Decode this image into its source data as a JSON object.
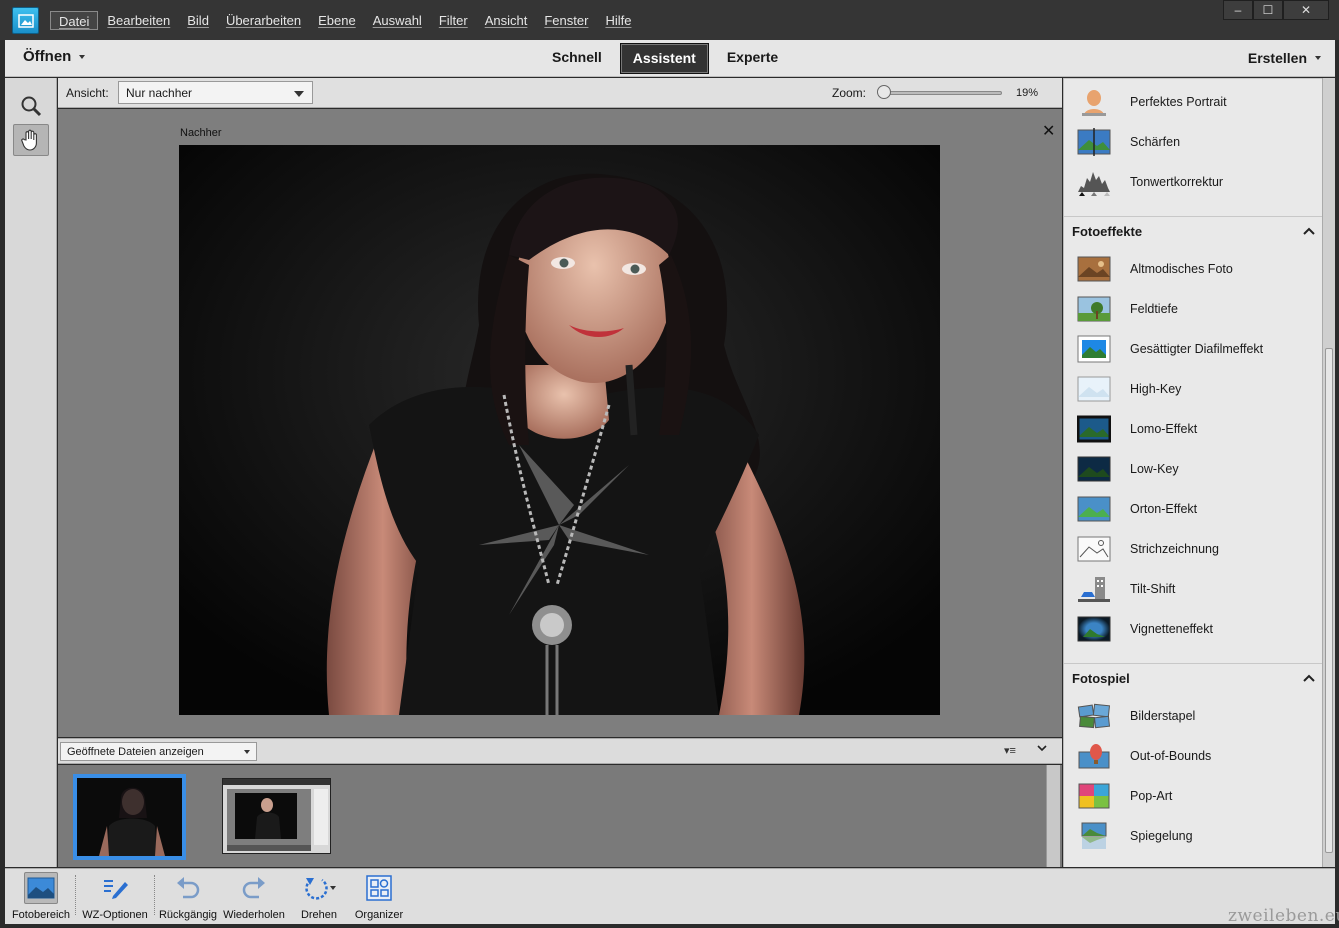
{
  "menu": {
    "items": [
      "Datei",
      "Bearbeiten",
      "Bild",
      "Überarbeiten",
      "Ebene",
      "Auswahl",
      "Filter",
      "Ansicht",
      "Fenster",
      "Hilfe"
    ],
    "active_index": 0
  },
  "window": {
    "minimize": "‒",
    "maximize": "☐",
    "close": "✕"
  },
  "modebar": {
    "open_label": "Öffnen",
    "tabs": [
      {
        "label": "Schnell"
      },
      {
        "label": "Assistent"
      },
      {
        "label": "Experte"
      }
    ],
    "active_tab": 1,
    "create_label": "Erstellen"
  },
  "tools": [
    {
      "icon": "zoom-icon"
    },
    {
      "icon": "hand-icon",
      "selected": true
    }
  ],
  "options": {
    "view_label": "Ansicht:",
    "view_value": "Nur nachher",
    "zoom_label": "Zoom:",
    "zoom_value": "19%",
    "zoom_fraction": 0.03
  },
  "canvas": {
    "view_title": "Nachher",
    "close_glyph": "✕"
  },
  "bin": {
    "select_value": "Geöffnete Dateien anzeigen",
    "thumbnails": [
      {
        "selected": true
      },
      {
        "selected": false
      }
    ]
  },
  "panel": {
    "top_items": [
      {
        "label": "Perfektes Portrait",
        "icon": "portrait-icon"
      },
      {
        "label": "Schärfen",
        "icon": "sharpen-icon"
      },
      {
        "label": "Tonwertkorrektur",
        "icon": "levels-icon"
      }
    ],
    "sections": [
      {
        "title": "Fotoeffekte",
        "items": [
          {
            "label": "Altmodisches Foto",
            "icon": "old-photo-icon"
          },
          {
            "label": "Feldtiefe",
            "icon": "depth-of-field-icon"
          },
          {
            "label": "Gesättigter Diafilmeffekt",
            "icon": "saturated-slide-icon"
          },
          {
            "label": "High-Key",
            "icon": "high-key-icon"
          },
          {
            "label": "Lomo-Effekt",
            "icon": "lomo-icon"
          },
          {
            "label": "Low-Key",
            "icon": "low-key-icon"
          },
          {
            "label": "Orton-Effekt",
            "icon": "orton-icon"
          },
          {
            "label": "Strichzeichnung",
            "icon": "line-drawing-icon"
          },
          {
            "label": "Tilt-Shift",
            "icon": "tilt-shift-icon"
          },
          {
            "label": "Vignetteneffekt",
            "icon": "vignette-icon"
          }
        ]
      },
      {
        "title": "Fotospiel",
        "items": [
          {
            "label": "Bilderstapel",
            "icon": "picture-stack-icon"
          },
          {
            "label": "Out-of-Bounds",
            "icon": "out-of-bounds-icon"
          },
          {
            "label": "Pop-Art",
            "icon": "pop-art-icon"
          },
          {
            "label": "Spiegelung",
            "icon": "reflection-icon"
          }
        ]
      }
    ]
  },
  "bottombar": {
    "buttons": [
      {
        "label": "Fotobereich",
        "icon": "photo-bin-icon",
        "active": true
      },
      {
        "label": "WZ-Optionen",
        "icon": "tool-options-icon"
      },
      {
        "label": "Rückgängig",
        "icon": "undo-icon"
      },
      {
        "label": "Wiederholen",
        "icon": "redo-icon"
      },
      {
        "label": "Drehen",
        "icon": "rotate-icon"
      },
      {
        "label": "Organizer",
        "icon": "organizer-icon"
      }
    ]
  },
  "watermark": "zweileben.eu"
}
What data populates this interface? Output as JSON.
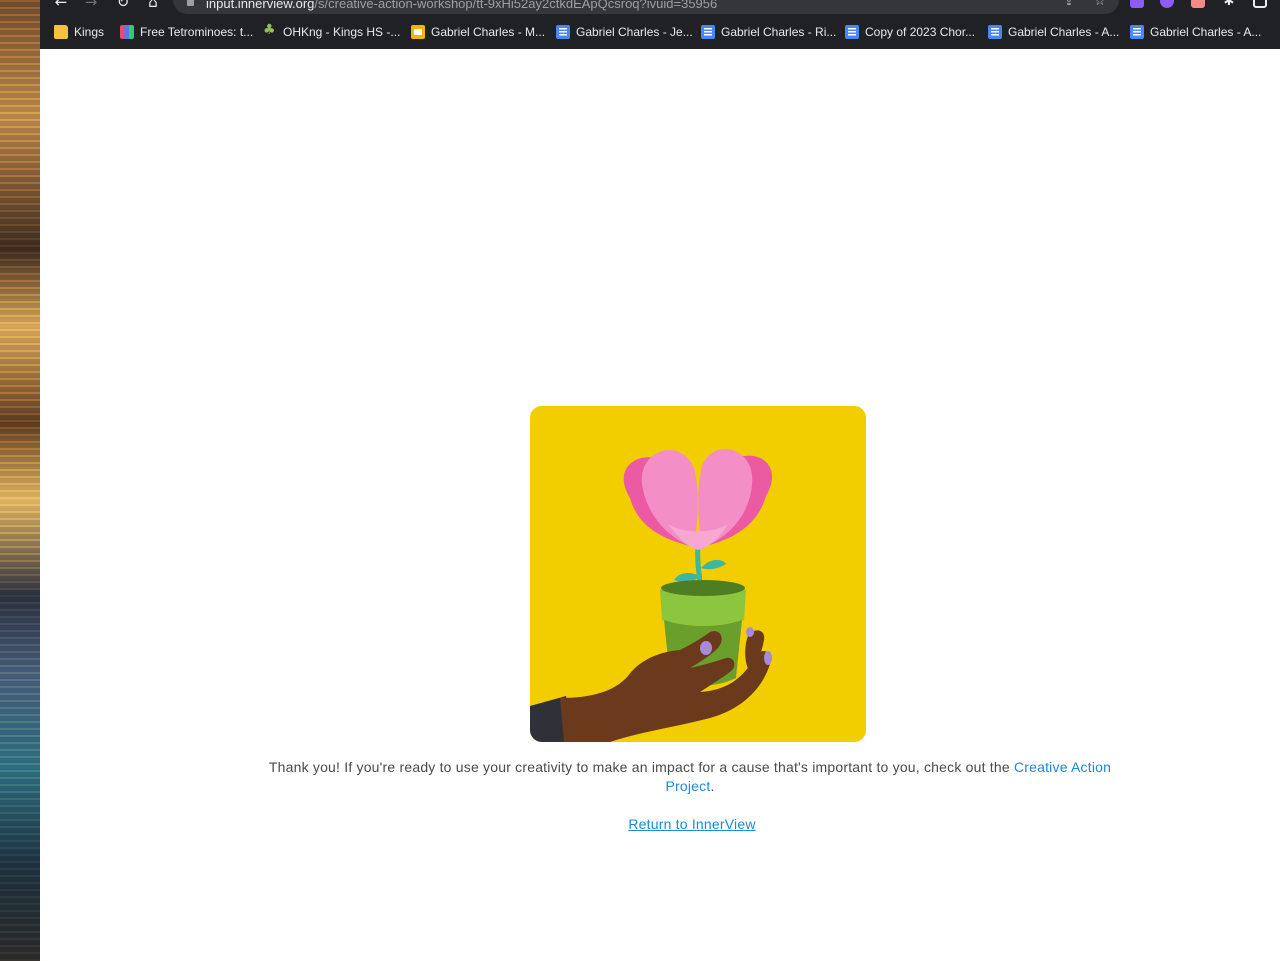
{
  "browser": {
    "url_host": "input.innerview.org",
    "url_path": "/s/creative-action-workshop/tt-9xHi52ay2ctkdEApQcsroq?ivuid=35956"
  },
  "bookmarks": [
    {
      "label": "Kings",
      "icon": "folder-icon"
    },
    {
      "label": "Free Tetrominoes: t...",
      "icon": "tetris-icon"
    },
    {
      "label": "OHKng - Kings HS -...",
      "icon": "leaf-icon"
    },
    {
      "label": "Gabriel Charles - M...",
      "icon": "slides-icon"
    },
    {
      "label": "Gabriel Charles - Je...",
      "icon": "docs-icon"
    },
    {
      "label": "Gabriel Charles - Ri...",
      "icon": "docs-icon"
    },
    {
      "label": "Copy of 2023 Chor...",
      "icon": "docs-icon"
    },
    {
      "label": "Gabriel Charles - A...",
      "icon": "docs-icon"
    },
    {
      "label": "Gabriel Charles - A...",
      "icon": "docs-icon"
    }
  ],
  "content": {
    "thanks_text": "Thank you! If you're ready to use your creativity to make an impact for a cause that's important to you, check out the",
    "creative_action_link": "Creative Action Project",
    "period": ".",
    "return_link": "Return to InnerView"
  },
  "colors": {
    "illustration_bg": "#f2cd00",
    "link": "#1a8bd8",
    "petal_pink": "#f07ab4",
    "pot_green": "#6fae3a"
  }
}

* Written instruction
Copy in full each line that holds the word "true".

* Output for this task
      "selected": true
        "selected": true
        "active": true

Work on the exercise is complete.